* **WRITTEN PROBLEM**
Copy out all of the material exactly.

* **RECORDS SUPPLIED**

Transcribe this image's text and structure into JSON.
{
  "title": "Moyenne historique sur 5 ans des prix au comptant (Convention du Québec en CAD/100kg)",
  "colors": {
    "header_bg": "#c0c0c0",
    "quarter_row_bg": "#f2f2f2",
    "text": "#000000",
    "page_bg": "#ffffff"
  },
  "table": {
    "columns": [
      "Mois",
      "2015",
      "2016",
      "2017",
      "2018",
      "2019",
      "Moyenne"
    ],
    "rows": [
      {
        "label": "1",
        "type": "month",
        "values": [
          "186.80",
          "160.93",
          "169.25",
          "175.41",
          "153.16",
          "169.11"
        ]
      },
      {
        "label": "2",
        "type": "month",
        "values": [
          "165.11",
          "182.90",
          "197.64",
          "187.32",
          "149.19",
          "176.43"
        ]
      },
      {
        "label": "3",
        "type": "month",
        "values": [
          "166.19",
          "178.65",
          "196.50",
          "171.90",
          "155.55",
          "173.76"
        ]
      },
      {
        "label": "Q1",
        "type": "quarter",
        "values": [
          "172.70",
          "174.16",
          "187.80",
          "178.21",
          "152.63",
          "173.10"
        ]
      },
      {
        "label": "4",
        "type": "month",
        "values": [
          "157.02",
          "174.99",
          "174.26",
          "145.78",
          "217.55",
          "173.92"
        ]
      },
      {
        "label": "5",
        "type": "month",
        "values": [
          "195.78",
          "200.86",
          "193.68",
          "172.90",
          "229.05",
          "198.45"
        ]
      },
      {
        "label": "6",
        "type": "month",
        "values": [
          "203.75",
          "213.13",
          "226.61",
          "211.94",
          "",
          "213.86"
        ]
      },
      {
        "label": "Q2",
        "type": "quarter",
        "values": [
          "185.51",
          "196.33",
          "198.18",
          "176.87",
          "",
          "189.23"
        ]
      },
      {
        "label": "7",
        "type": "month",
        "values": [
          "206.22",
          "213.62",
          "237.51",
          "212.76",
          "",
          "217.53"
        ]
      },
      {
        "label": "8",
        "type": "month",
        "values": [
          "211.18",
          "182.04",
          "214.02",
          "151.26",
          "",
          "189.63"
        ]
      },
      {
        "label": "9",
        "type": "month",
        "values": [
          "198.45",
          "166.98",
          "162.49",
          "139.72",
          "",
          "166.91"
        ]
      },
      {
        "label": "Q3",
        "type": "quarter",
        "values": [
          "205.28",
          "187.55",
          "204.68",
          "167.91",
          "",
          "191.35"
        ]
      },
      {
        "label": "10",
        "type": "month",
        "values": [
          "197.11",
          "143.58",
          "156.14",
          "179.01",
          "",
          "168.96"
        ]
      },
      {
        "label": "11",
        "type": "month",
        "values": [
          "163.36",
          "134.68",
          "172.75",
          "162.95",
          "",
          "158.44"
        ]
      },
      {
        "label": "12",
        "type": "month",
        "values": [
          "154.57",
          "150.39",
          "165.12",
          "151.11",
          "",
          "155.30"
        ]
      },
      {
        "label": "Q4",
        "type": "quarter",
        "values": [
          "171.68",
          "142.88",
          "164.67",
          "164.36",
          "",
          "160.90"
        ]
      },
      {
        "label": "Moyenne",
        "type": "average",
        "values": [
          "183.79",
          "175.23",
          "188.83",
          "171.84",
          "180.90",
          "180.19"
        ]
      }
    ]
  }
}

* **THE REPLY**
Transcribe this image's text and structure into JSON.
{
  "title": "Moyenne historique sur 5 ans des prix au comptant (Convention du Québec en CAD/100kg)",
  "colors": {
    "header_bg": "#c0c0c0",
    "quarter_row_bg": "#f2f2f2",
    "text": "#000000",
    "page_bg": "#ffffff"
  },
  "table": {
    "columns": [
      "Mois",
      "2015",
      "2016",
      "2017",
      "2018",
      "2019",
      "Moyenne"
    ],
    "rows": [
      {
        "label": "1",
        "type": "month",
        "values": [
          "186.80",
          "160.93",
          "169.25",
          "175.41",
          "153.16",
          "169.11"
        ]
      },
      {
        "label": "2",
        "type": "month",
        "values": [
          "165.11",
          "182.90",
          "197.64",
          "187.32",
          "149.19",
          "176.43"
        ]
      },
      {
        "label": "3",
        "type": "month",
        "values": [
          "166.19",
          "178.65",
          "196.50",
          "171.90",
          "155.55",
          "173.76"
        ]
      },
      {
        "label": "Q1",
        "type": "quarter",
        "values": [
          "172.70",
          "174.16",
          "187.80",
          "178.21",
          "152.63",
          "173.10"
        ]
      },
      {
        "label": "4",
        "type": "month",
        "values": [
          "157.02",
          "174.99",
          "174.26",
          "145.78",
          "217.55",
          "173.92"
        ]
      },
      {
        "label": "5",
        "type": "month",
        "values": [
          "195.78",
          "200.86",
          "193.68",
          "172.90",
          "229.05",
          "198.45"
        ]
      },
      {
        "label": "6",
        "type": "month",
        "values": [
          "203.75",
          "213.13",
          "226.61",
          "211.94",
          "",
          "213.86"
        ]
      },
      {
        "label": "Q2",
        "type": "quarter",
        "values": [
          "185.51",
          "196.33",
          "198.18",
          "176.87",
          "",
          "189.23"
        ]
      },
      {
        "label": "7",
        "type": "month",
        "values": [
          "206.22",
          "213.62",
          "237.51",
          "212.76",
          "",
          "217.53"
        ]
      },
      {
        "label": "8",
        "type": "month",
        "values": [
          "211.18",
          "182.04",
          "214.02",
          "151.26",
          "",
          "189.63"
        ]
      },
      {
        "label": "9",
        "type": "month",
        "values": [
          "198.45",
          "166.98",
          "162.49",
          "139.72",
          "",
          "166.91"
        ]
      },
      {
        "label": "Q3",
        "type": "quarter",
        "values": [
          "205.28",
          "187.55",
          "204.68",
          "167.91",
          "",
          "191.35"
        ]
      },
      {
        "label": "10",
        "type": "month",
        "values": [
          "197.11",
          "143.58",
          "156.14",
          "179.01",
          "",
          "168.96"
        ]
      },
      {
        "label": "11",
        "type": "month",
        "values": [
          "163.36",
          "134.68",
          "172.75",
          "162.95",
          "",
          "158.44"
        ]
      },
      {
        "label": "12",
        "type": "month",
        "values": [
          "154.57",
          "150.39",
          "165.12",
          "151.11",
          "",
          "155.30"
        ]
      },
      {
        "label": "Q4",
        "type": "quarter",
        "values": [
          "171.68",
          "142.88",
          "164.67",
          "164.36",
          "",
          "160.90"
        ]
      },
      {
        "label": "Moyenne",
        "type": "average",
        "values": [
          "183.79",
          "175.23",
          "188.83",
          "171.84",
          "180.90",
          "180.19"
        ]
      }
    ]
  }
}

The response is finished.